* _Exercise prompt_:
Please write out the listing that follows, repeating every line exactly.
::::::
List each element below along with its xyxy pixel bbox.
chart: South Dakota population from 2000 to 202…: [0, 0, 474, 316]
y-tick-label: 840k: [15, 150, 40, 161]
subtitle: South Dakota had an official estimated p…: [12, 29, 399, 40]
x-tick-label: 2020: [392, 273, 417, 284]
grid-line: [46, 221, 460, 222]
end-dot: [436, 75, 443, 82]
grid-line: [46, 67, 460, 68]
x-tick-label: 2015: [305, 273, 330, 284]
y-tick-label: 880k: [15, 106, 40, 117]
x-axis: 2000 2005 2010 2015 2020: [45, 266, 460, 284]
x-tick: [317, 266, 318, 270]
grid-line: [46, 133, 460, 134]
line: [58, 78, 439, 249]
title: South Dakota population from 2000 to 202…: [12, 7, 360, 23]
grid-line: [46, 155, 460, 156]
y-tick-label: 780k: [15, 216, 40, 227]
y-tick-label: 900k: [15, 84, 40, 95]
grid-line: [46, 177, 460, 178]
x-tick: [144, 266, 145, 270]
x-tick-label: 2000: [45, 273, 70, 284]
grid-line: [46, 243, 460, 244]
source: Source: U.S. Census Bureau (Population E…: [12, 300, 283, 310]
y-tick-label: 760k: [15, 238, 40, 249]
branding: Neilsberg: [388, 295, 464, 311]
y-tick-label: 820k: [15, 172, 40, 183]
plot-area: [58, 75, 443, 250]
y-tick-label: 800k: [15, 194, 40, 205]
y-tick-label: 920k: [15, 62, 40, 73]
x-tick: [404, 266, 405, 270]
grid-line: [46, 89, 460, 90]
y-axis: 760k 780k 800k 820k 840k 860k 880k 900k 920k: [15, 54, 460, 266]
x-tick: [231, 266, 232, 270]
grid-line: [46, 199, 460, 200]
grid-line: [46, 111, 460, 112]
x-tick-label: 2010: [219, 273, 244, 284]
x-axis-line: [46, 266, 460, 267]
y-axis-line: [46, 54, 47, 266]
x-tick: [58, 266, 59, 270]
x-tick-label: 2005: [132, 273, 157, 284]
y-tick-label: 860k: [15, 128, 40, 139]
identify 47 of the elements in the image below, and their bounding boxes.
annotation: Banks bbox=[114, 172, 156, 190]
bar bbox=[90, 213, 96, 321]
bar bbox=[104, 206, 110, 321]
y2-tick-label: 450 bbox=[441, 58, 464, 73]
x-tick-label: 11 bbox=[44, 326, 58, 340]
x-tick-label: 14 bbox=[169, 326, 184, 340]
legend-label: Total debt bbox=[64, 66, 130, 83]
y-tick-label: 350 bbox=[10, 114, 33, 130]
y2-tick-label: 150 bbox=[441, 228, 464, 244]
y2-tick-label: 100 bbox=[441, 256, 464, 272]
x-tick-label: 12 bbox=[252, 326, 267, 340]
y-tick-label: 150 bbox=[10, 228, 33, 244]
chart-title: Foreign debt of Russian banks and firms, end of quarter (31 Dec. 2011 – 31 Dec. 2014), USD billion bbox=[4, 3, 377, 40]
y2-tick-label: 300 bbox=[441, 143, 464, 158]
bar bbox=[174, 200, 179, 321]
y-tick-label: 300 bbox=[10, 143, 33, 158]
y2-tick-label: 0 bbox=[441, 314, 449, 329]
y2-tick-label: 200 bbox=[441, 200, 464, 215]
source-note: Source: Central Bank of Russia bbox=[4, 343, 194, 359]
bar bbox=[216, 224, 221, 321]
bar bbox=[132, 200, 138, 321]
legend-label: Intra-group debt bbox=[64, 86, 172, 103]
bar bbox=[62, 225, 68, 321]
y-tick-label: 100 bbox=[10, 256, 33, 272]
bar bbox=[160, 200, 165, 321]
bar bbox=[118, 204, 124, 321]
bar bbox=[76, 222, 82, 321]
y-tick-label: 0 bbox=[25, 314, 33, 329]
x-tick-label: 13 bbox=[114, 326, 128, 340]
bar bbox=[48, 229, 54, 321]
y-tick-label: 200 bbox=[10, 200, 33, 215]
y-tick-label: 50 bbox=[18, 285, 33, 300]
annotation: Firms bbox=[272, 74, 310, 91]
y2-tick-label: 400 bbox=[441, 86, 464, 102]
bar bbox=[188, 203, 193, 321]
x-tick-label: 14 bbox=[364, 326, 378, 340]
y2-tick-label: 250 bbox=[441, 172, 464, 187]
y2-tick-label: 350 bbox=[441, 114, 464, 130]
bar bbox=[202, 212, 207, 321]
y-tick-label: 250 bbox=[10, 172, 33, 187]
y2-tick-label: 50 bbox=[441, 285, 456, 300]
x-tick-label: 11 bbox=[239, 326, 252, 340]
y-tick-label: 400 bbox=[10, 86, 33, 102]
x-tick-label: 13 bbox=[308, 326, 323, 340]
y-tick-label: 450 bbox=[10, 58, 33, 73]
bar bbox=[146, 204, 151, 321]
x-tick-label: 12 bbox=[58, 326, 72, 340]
::::::
* _Response below_:
List each element below along with its xyxy pixel bbox.
chart: South Dakota population from 2000 to 202…: [0, 0, 474, 316]
y-tick-label: 840k: [15, 150, 40, 161]
subtitle: South Dakota had an official estimated p…: [12, 29, 399, 40]
x-tick-label: 2020: [392, 273, 417, 284]
grid-line: [46, 221, 460, 222]
end-dot: [436, 75, 443, 82]
grid-line: [46, 67, 460, 68]
x-tick-label: 2015: [305, 273, 330, 284]
y-tick-label: 880k: [15, 106, 40, 117]
x-axis: 2000 2005 2010 2015 2020: [45, 266, 460, 284]
x-tick: [317, 266, 318, 270]
grid-line: [46, 133, 460, 134]
line: [58, 78, 439, 249]
title: South Dakota population from 2000 to 202…: [12, 7, 360, 23]
grid-line: [46, 155, 460, 156]
y-tick-label: 780k: [15, 216, 40, 227]
y-tick-label: 900k: [15, 84, 40, 95]
grid-line: [46, 177, 460, 178]
x-tick: [144, 266, 145, 270]
x-tick-label: 2000: [45, 273, 70, 284]
grid-line: [46, 243, 460, 244]
source: Source: U.S. Census Bureau (Population E…: [12, 300, 283, 310]
y-tick-label: 760k: [15, 238, 40, 249]
branding: Neilsberg: [388, 295, 464, 311]
y-tick-label: 820k: [15, 172, 40, 183]
plot-area: [58, 75, 443, 250]
y-tick-label: 800k: [15, 194, 40, 205]
y-tick-label: 920k: [15, 62, 40, 73]
x-tick: [404, 266, 405, 270]
grid-line: [46, 89, 460, 90]
y-axis: 760k 780k 800k 820k 840k 860k 880k 900k 920k: [15, 54, 460, 266]
x-tick: [231, 266, 232, 270]
grid-line: [46, 199, 460, 200]
grid-line: [46, 111, 460, 112]
x-tick-label: 2010: [219, 273, 244, 284]
x-axis-line: [46, 266, 460, 267]
y-axis-line: [46, 54, 47, 266]
x-tick: [58, 266, 59, 270]
x-tick-label: 2005: [132, 273, 157, 284]
y-tick-label: 860k: [15, 128, 40, 139]
identify 47 of the elements in the image below, and their bounding boxes.
annotation: Banks bbox=[114, 172, 156, 190]
bar bbox=[90, 213, 96, 321]
bar bbox=[104, 206, 110, 321]
y2-tick-label: 450 bbox=[441, 58, 464, 73]
x-tick-label: 11 bbox=[44, 326, 58, 340]
x-tick-label: 14 bbox=[169, 326, 184, 340]
legend-label: Total debt bbox=[64, 66, 130, 83]
y-tick-label: 350 bbox=[10, 114, 33, 130]
y2-tick-label: 150 bbox=[441, 228, 464, 244]
y2-tick-label: 100 bbox=[441, 256, 464, 272]
x-tick-label: 12 bbox=[252, 326, 267, 340]
y-tick-label: 150 bbox=[10, 228, 33, 244]
chart-title: Foreign debt of Russian banks and firms, end of quarter (31 Dec. 2011 – 31 Dec. 2014), USD billion bbox=[4, 3, 377, 40]
y2-tick-label: 300 bbox=[441, 143, 464, 158]
bar bbox=[174, 200, 179, 321]
y-tick-label: 300 bbox=[10, 143, 33, 158]
y2-tick-label: 0 bbox=[441, 314, 449, 329]
y2-tick-label: 200 bbox=[441, 200, 464, 215]
source-note: Source: Central Bank of Russia bbox=[4, 343, 194, 359]
bar bbox=[216, 224, 221, 321]
bar bbox=[132, 200, 138, 321]
legend-label: Intra-group debt bbox=[64, 86, 172, 103]
bar bbox=[62, 225, 68, 321]
y-tick-label: 100 bbox=[10, 256, 33, 272]
bar bbox=[160, 200, 165, 321]
bar bbox=[118, 204, 124, 321]
bar bbox=[76, 222, 82, 321]
y-tick-label: 0 bbox=[25, 314, 33, 329]
x-tick-label: 13 bbox=[114, 326, 128, 340]
bar bbox=[48, 229, 54, 321]
y-tick-label: 200 bbox=[10, 200, 33, 215]
y-tick-label: 50 bbox=[18, 285, 33, 300]
annotation: Firms bbox=[272, 74, 310, 91]
y2-tick-label: 400 bbox=[441, 86, 464, 102]
bar bbox=[188, 203, 193, 321]
x-tick-label: 14 bbox=[364, 326, 378, 340]
y2-tick-label: 250 bbox=[441, 172, 464, 187]
y2-tick-label: 350 bbox=[441, 114, 464, 130]
bar bbox=[202, 212, 207, 321]
y-tick-label: 250 bbox=[10, 172, 33, 187]
y2-tick-label: 50 bbox=[441, 285, 456, 300]
x-tick-label: 11 bbox=[239, 326, 252, 340]
y-tick-label: 400 bbox=[10, 86, 33, 102]
x-tick-label: 13 bbox=[308, 326, 323, 340]
y-tick-label: 450 bbox=[10, 58, 33, 73]
bar bbox=[146, 204, 151, 321]
x-tick-label: 12 bbox=[58, 326, 72, 340]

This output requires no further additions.